_Document passage_
....................

Shapecut 3200 Magic Eye to CNC - Part 1

I've been interested in making my own CNC router for some time however a friend mentioned an ancient oxygen gas profile cutting machine that could do with bringing up to date.



Nothing like jumping in at the deep end. The Shapecut 3000 series machines are large industrial machines that can cut up to about 2" thick steel plate!



The machine originally used a 'Magic Eye' to follow a black line on a paper drawing.


I managed to find a video of one in operation.
https://www.youtube.com/watch?v=Vlz6i_wB_8E


These machines date from the late 1970's and apart from that video, I have found nothing else of use on the internet.



It is fairly common to convert old machines to more modern electronics. The mechanical structure is sound. There are several companies that provide this service but the trouble is, it costs thousands, often tens of thousands, for the conversion. This machine may not generate enough revenue to justify that cost. However it would make a challenging project.



I have no idea if I will be able to complete this, so I am going to put my progress in this blog to help anyone else who may attempt something similar.

....................

_Material supplied_
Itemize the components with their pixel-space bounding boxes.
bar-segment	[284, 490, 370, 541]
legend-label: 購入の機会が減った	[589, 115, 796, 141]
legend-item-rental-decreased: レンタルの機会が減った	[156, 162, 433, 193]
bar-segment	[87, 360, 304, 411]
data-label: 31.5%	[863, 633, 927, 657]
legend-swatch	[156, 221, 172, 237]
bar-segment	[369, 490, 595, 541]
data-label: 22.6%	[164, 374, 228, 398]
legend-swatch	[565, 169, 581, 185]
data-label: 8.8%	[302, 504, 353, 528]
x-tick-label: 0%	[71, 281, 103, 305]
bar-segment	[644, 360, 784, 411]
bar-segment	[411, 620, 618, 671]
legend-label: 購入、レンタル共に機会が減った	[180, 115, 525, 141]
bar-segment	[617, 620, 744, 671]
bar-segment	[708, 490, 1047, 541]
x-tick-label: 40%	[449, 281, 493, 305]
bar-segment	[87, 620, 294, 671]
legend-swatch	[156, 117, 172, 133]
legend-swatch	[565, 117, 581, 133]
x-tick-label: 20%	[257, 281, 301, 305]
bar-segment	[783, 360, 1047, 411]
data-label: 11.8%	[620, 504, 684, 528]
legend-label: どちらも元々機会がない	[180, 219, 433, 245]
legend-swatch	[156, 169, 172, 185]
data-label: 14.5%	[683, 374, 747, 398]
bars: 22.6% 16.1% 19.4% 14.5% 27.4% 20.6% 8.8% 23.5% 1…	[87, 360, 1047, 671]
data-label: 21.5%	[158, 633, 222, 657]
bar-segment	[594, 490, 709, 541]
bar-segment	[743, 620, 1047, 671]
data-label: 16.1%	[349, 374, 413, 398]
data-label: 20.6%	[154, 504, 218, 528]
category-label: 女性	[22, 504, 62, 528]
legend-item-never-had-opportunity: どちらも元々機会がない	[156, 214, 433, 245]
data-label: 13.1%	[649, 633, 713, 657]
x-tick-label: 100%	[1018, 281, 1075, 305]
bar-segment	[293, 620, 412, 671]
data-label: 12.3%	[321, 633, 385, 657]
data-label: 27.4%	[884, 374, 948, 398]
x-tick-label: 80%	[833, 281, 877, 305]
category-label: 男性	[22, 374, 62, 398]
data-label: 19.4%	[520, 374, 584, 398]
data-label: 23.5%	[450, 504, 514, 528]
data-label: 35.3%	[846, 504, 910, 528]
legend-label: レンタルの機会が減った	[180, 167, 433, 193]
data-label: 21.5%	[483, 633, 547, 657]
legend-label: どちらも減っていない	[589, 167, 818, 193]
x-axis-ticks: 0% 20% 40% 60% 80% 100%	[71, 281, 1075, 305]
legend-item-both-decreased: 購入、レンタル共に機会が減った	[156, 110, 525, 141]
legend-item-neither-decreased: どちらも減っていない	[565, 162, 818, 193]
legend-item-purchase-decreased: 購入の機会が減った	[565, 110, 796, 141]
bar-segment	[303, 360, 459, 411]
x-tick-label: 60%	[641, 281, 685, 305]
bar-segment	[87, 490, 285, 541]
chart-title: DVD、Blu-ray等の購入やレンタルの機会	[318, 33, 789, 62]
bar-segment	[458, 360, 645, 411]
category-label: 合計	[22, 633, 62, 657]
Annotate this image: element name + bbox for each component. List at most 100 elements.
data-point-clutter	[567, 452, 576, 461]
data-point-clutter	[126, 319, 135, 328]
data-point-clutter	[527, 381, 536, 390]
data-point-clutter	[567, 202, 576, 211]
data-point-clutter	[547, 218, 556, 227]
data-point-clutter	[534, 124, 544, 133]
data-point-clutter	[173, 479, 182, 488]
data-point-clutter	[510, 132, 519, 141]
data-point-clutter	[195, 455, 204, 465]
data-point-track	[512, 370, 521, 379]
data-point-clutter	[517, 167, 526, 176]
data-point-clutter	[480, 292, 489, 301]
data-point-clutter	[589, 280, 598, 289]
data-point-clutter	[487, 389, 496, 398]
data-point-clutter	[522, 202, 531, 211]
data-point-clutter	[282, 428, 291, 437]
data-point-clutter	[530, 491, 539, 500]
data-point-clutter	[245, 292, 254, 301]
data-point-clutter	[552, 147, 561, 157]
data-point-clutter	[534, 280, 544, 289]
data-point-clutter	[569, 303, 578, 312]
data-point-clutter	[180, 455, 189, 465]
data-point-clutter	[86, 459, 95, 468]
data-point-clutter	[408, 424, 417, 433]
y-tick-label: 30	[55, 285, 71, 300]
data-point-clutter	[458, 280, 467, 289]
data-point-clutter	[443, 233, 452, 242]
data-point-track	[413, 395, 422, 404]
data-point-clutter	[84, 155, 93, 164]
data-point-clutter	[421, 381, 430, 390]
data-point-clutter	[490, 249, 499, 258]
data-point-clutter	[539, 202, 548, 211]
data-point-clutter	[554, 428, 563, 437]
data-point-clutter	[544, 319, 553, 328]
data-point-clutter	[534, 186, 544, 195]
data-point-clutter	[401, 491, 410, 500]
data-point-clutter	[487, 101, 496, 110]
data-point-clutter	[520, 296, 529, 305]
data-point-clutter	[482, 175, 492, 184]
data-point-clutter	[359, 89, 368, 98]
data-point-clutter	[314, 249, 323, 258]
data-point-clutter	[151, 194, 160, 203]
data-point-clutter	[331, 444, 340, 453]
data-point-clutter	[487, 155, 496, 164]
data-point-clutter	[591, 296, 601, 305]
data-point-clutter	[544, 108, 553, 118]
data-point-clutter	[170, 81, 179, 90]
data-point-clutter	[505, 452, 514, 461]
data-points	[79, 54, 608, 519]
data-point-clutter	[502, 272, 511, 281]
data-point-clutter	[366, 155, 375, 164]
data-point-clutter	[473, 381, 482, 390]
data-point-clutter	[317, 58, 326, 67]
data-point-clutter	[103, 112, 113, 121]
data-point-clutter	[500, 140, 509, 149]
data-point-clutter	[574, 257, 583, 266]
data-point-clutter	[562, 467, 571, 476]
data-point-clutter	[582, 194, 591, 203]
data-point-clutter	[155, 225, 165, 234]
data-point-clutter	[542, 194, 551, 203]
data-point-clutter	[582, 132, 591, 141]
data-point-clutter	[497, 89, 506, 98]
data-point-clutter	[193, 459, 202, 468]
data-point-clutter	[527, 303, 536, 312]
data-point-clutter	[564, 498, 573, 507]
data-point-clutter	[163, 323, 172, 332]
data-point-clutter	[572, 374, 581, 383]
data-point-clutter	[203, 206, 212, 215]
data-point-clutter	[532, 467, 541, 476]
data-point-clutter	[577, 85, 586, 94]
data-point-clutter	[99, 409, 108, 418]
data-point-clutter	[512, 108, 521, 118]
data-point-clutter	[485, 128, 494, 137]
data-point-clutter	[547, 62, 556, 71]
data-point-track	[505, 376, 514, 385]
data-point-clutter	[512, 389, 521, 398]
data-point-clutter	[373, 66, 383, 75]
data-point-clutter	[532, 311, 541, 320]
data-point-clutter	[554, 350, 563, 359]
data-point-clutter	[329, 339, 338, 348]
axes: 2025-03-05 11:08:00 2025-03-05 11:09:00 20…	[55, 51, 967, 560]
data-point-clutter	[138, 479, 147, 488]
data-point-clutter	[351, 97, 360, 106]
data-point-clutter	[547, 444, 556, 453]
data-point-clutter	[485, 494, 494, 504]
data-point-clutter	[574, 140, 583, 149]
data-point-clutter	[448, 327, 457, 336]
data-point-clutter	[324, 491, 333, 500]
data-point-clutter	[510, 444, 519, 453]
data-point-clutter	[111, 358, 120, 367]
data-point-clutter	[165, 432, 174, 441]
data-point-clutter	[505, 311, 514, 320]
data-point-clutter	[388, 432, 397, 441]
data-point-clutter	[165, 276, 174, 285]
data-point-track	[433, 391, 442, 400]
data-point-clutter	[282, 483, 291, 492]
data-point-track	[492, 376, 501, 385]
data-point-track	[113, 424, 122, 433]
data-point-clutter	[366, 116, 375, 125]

....................

_Set problem_
Reproduce the entire Shapecut 3200 Magic Eye to CNC post above word for word, with nothing added or left out.

_Answer for the task_
Shapecut 3200 Magic Eye to CNC - Part 1

I've been interested in making my own CNC router for some time however a friend mentioned an ancient oxygen gas profile cutting machine that could do with bringing up to date.



Nothing like jumping in at the deep end. The Shapecut 3000 series machines are large industrial machines that can cut up to about 2" thick steel plate!



The machine originally used a 'Magic Eye' to follow a black line on a paper drawing.


I managed to find a video of one in operation.
https://www.youtube.com/watch?v=Vlz6i_wB_8E


These machines date from the late 1970's and apart from that video, I have found nothing else of use on the internet.



It is fairly common to convert old machines to more modern electronics. The mechanical structure is sound. There are several companies that provide this service but the trouble is, it costs thousands, often tens of thousands, for the conversion. This machine may not generate enough revenue to justify that cost. However it would make a challenging project.



I have no idea if I will be able to complete this, so I am going to put my progress in this blog to help anyone else who may attempt something similar.